[Saved entries]
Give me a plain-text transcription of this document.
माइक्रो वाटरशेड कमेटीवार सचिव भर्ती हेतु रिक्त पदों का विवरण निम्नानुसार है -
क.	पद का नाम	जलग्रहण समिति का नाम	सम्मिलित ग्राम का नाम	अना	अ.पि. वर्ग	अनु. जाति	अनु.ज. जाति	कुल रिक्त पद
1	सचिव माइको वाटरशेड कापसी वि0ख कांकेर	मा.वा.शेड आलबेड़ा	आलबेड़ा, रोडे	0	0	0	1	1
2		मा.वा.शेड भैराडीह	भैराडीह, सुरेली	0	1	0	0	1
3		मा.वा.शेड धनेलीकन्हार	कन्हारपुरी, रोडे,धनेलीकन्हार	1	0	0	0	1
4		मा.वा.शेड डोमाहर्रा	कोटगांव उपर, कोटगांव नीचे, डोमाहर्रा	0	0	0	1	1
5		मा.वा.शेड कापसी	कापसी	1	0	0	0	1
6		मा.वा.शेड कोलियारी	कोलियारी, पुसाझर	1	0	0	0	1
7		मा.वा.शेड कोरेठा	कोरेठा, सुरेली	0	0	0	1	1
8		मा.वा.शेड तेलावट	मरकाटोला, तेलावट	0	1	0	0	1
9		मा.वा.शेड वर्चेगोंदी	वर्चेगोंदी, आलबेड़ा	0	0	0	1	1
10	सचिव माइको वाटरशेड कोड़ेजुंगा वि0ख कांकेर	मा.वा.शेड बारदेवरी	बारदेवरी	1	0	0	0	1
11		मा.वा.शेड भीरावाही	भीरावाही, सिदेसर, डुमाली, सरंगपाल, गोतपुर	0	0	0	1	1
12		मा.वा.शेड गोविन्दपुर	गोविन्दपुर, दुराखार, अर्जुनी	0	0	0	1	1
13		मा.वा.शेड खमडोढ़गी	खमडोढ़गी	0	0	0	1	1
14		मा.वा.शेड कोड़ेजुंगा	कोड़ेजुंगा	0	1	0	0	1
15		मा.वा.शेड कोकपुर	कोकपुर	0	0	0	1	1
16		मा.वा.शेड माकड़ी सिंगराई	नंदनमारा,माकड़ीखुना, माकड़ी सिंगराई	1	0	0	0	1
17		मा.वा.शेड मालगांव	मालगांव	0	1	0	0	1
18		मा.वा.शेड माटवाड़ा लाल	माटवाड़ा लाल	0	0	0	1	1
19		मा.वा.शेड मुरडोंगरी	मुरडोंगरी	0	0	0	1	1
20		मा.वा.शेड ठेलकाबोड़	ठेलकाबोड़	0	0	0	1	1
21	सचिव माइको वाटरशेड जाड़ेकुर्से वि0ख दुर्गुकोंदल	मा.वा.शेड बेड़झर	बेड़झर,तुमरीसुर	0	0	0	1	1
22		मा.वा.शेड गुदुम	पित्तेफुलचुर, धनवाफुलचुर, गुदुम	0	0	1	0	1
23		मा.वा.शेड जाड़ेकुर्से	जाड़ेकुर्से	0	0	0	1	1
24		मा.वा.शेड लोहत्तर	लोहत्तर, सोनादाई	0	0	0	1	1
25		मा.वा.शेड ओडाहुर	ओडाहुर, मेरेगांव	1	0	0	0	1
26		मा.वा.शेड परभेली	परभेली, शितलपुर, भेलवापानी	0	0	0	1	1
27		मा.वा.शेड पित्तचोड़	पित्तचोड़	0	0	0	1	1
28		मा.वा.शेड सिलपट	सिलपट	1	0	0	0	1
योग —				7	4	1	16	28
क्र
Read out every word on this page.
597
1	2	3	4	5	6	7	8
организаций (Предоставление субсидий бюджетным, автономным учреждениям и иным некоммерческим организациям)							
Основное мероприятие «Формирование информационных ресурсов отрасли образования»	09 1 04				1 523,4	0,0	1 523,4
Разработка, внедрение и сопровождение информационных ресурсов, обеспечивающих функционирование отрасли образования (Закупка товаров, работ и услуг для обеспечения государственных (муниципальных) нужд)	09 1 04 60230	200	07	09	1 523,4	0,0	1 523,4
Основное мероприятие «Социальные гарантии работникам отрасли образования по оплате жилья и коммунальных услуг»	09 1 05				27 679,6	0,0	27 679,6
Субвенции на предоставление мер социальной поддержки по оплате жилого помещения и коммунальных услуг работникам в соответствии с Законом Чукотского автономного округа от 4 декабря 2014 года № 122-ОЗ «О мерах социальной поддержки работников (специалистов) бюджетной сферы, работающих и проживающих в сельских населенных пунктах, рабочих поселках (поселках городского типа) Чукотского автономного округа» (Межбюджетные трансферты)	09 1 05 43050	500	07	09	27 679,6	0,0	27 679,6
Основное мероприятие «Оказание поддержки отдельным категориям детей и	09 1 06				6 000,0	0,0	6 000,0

[PROMPT] Each line in the listing above that contains "this" should be copied.

[CORRECT RESPONSE]
Give me a plain-text transcription of this document.
Read out every word on this page.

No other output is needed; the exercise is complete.